Data tied to figure images
################
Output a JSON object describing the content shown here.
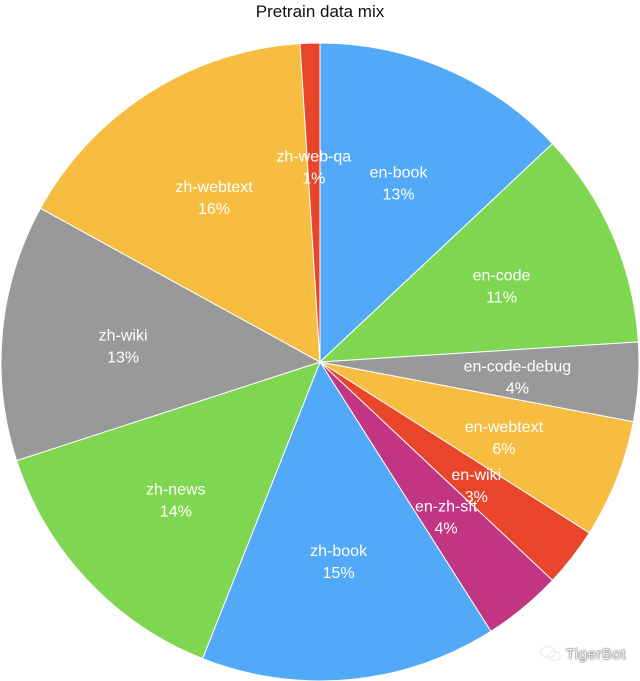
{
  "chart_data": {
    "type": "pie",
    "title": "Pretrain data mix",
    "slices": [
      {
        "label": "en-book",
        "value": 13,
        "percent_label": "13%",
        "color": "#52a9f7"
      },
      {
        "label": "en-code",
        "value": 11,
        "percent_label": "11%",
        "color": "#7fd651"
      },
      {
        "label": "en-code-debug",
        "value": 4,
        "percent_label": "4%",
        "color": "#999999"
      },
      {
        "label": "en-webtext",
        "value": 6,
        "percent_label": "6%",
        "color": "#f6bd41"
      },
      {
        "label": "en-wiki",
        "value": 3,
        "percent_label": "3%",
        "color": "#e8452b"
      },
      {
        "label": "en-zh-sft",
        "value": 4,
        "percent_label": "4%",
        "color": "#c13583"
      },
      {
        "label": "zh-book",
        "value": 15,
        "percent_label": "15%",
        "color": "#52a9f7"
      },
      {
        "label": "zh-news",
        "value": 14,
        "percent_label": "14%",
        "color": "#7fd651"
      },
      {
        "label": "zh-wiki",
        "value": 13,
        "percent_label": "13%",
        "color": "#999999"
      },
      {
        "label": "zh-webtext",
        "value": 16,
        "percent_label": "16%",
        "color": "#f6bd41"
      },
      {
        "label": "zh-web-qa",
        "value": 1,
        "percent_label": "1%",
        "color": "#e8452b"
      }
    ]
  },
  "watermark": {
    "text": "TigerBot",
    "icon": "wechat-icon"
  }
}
################
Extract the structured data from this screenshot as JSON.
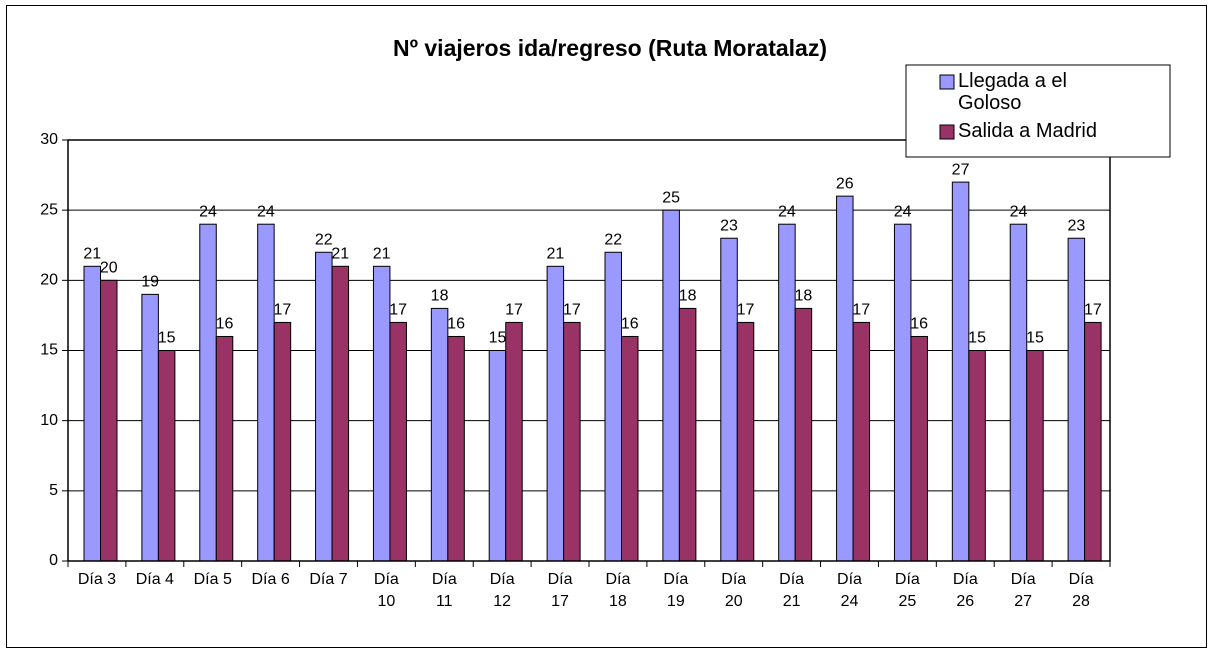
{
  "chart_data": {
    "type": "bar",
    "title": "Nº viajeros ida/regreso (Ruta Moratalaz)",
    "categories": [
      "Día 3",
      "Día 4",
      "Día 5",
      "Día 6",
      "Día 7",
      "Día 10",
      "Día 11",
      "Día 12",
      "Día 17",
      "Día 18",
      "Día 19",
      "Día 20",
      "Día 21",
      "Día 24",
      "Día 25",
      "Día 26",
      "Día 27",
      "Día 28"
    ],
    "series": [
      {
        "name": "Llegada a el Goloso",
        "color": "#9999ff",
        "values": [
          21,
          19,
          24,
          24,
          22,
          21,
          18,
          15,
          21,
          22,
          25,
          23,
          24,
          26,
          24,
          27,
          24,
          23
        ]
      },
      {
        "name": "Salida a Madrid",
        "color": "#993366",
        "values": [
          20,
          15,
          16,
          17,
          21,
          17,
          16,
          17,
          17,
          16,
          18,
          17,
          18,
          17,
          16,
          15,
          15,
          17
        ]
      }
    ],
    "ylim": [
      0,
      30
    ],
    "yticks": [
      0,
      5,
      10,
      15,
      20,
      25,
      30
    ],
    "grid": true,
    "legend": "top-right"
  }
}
################
YOUR TASK:
Copy out each line of the records that holds the string "title".

RESULT OF THIS TASK:
    "title": "Pretrain data mix",
    "title": "Nº viajeros ida/regreso (Ruta Moratalaz)",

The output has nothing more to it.